#### WHAT THE EXERCISE ASKS
A line counts if it contains the string "人不可貌相"; say how many such lines there are, giving only the number.

+ + + + + + +

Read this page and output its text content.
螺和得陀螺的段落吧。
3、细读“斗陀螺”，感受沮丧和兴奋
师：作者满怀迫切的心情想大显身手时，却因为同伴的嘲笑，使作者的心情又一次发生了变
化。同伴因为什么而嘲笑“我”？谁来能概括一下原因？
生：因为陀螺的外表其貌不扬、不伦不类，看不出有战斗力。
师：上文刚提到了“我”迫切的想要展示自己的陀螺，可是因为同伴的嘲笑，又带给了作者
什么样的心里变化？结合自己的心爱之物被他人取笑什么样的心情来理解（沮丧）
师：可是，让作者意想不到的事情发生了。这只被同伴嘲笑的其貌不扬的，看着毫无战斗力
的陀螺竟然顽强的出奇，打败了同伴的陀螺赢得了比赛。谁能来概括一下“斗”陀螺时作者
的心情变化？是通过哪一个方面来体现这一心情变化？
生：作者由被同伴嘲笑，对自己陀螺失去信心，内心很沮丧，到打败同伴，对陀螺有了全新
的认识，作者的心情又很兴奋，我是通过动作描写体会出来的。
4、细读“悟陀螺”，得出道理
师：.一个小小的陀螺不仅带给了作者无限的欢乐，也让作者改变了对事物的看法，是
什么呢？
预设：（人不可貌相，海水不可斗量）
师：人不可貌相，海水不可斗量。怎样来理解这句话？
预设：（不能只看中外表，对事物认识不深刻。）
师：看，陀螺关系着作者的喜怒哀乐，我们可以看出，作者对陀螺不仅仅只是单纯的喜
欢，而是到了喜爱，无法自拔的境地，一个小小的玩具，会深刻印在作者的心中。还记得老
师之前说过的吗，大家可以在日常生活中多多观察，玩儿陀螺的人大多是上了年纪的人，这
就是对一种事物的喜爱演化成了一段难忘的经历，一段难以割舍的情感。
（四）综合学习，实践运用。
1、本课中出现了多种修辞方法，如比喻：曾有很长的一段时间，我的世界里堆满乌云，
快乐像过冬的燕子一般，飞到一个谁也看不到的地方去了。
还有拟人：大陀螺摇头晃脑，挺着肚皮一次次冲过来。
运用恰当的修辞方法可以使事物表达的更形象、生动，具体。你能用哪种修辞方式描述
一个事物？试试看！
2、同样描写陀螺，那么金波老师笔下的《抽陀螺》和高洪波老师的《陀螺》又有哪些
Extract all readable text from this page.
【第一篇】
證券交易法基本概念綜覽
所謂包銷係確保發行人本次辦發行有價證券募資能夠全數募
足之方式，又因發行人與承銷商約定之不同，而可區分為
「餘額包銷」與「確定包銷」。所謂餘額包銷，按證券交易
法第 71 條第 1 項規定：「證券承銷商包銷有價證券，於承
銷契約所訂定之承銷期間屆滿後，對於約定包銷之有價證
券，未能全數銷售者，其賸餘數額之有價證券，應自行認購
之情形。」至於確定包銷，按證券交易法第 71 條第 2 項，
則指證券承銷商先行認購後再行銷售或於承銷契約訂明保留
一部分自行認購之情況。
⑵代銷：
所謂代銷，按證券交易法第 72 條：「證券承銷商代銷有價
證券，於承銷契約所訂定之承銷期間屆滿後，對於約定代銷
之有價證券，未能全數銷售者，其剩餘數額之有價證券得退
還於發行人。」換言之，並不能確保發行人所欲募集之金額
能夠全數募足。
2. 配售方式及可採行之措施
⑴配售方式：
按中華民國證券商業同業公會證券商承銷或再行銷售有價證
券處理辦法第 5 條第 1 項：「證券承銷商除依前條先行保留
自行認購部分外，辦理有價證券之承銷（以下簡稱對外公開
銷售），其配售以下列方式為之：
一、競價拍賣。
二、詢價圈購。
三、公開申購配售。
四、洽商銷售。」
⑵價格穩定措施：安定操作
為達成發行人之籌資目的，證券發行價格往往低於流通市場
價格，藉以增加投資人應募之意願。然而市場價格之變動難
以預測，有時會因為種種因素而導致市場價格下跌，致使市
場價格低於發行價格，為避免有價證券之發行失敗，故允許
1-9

+ + + + + + +

#### RESPONSE TO THE TASK
2